- **WRITTEN EXERCISE**: Every record should be repeated exactly, except that pictures are left out.

— BEGIN —

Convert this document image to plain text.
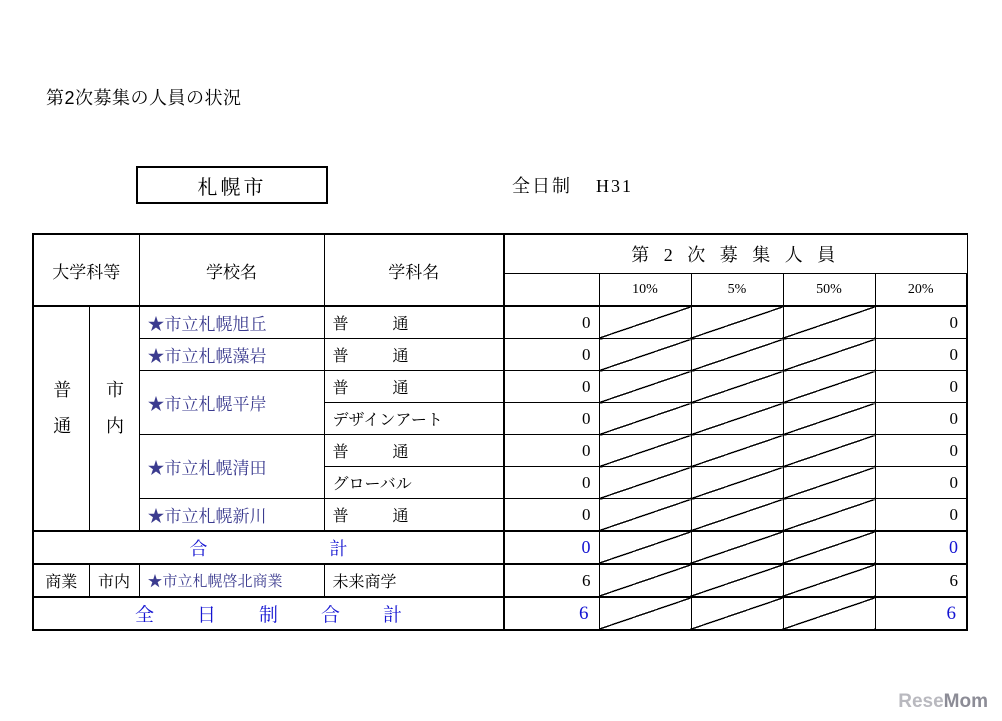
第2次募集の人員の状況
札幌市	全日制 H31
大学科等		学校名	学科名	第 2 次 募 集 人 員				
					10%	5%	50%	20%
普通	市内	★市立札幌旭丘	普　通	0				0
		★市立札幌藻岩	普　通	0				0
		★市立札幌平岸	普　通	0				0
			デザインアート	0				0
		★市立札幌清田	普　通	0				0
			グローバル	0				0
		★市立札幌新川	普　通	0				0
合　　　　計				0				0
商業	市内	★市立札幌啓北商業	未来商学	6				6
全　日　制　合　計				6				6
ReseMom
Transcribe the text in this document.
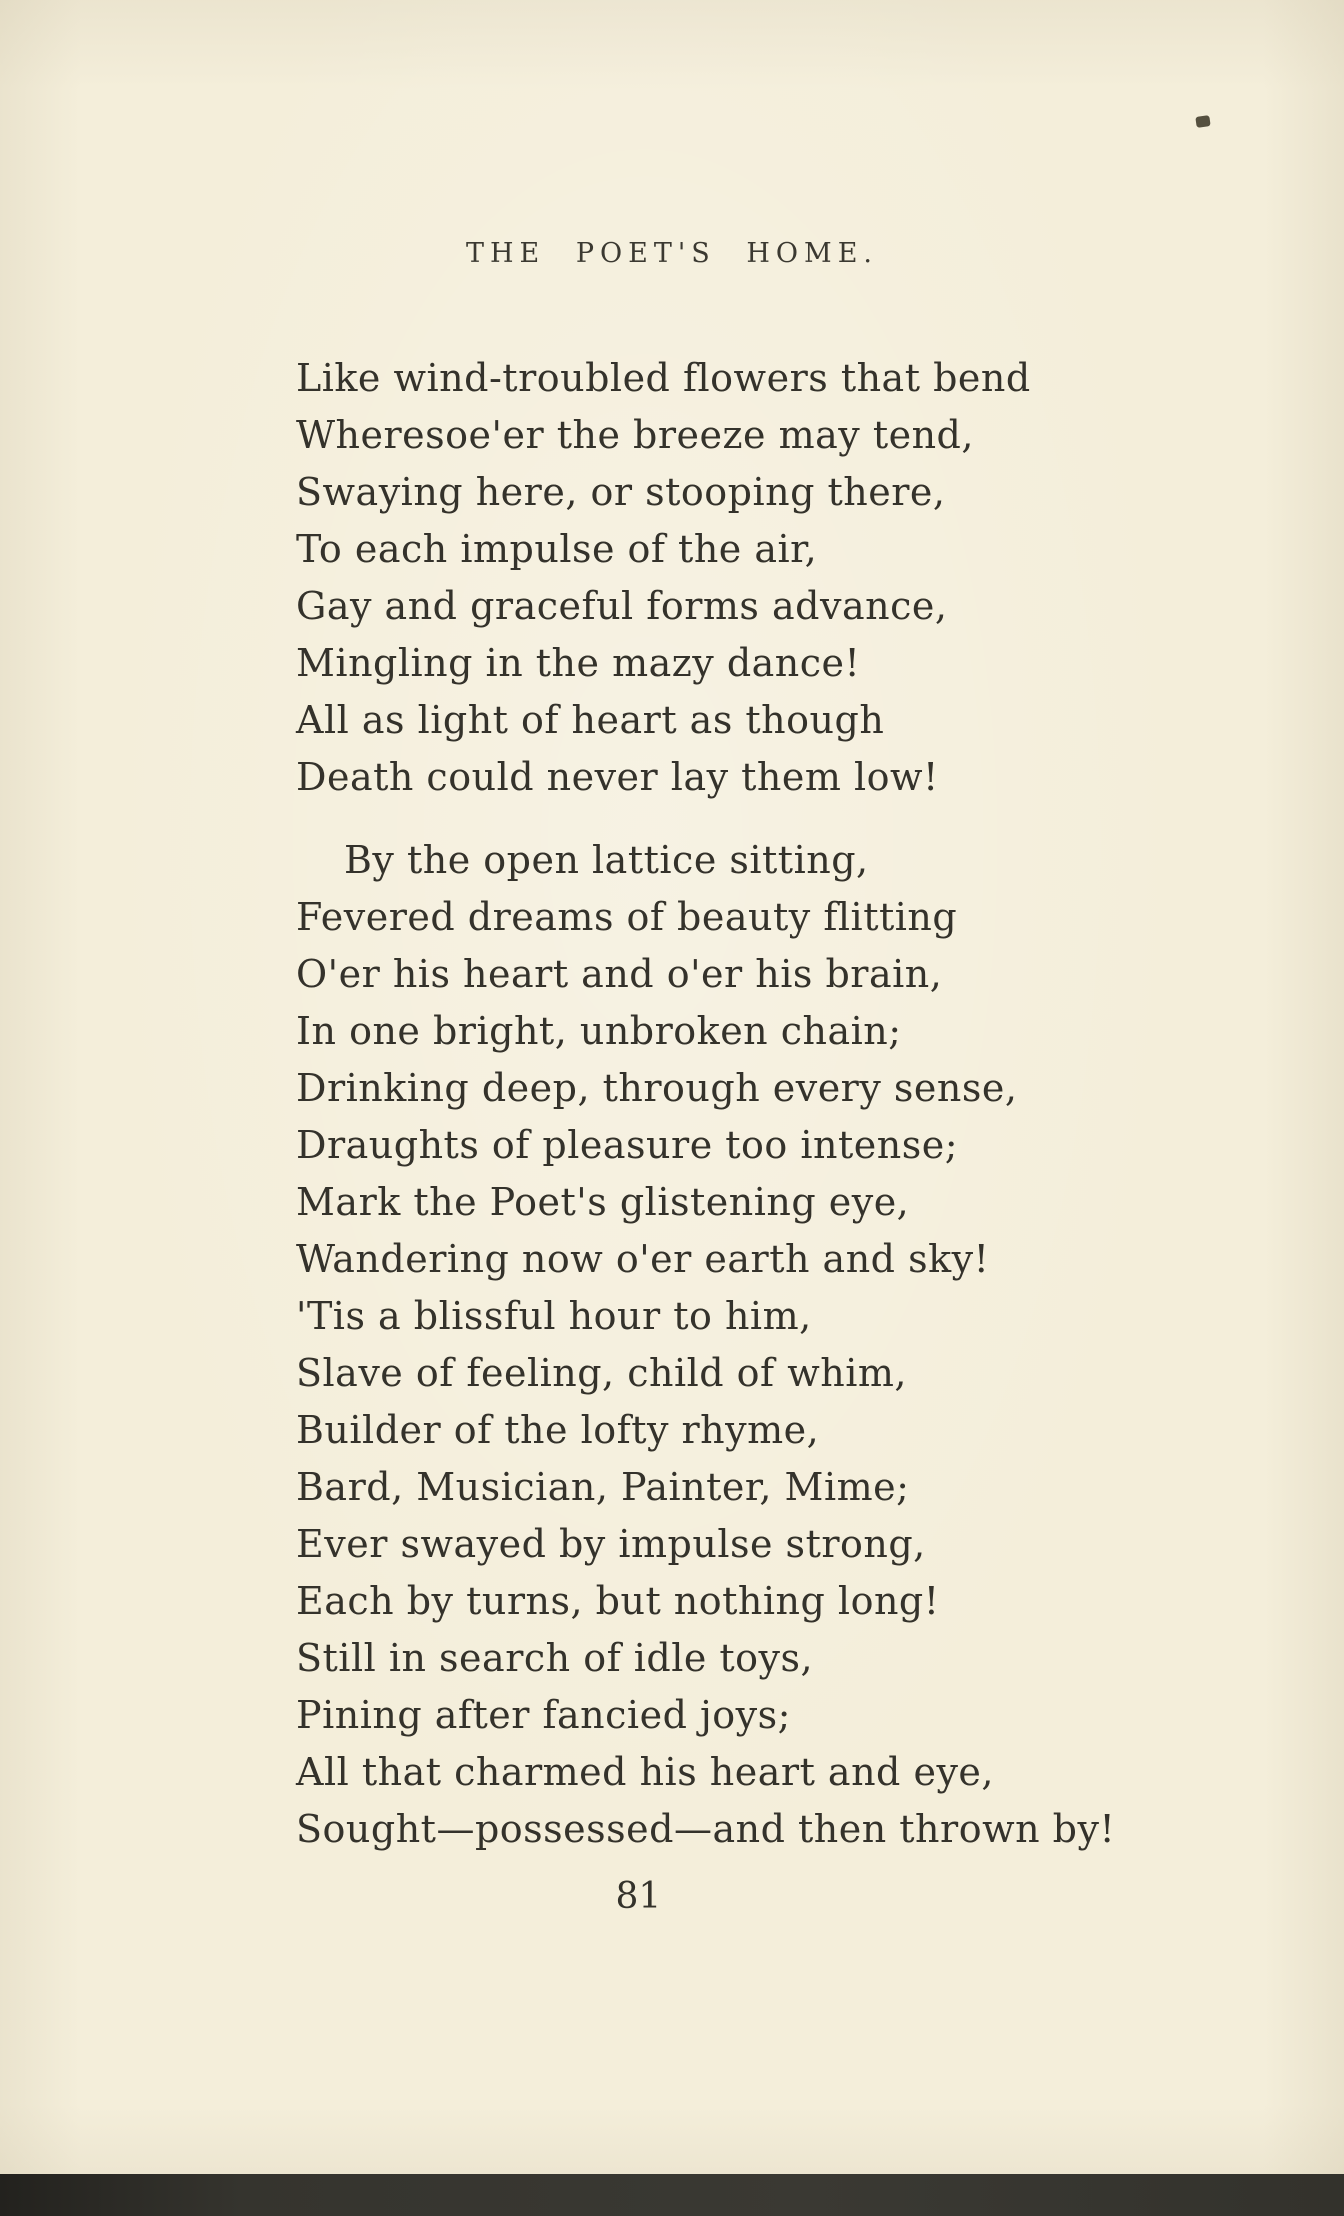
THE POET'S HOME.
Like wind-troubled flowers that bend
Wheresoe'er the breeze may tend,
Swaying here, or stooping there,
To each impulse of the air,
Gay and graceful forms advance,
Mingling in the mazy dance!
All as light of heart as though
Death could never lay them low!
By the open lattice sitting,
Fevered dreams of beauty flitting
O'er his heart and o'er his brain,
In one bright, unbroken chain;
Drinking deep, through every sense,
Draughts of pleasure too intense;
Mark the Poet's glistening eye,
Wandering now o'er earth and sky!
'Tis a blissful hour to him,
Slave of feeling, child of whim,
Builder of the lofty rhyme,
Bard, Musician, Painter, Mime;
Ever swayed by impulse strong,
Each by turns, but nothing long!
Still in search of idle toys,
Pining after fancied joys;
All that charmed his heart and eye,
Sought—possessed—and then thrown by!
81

— END —

- **SOLUTION TO THIS PROBLEM**:
Convert this document image to plain text.
第2次募集の人員の状況
札幌市	全日制 H31
大学科等		学校名	学科名	第 2 次 募 集 人 員				
					10%	5%	50%	20%
普通	市内	★市立札幌旭丘	普　通	0				0
		★市立札幌藻岩	普　通	0				0
		★市立札幌平岸	普　通	0				0
			デザインアート	0				0
		★市立札幌清田	普　通	0				0
			グローバル	0				0
		★市立札幌新川	普　通	0				0
合　　　　計				0				0
商業	市内	★市立札幌啓北商業	未来商学	6				6
全　日　制　合　計				6				6
ReseMom
Transcribe the text in this document.
THE POET'S HOME.
Like wind-troubled flowers that bend
Wheresoe'er the breeze may tend,
Swaying here, or stooping there,
To each impulse of the air,
Gay and graceful forms advance,
Mingling in the mazy dance!
All as light of heart as though
Death could never lay them low!
By the open lattice sitting,
Fevered dreams of beauty flitting
O'er his heart and o'er his brain,
In one bright, unbroken chain;
Drinking deep, through every sense,
Draughts of pleasure too intense;
Mark the Poet's glistening eye,
Wandering now o'er earth and sky!
'Tis a blissful hour to him,
Slave of feeling, child of whim,
Builder of the lofty rhyme,
Bard, Musician, Painter, Mime;
Ever swayed by impulse strong,
Each by turns, but nothing long!
Still in search of idle toys,
Pining after fancied joys;
All that charmed his heart and eye,
Sought—possessed—and then thrown by!
81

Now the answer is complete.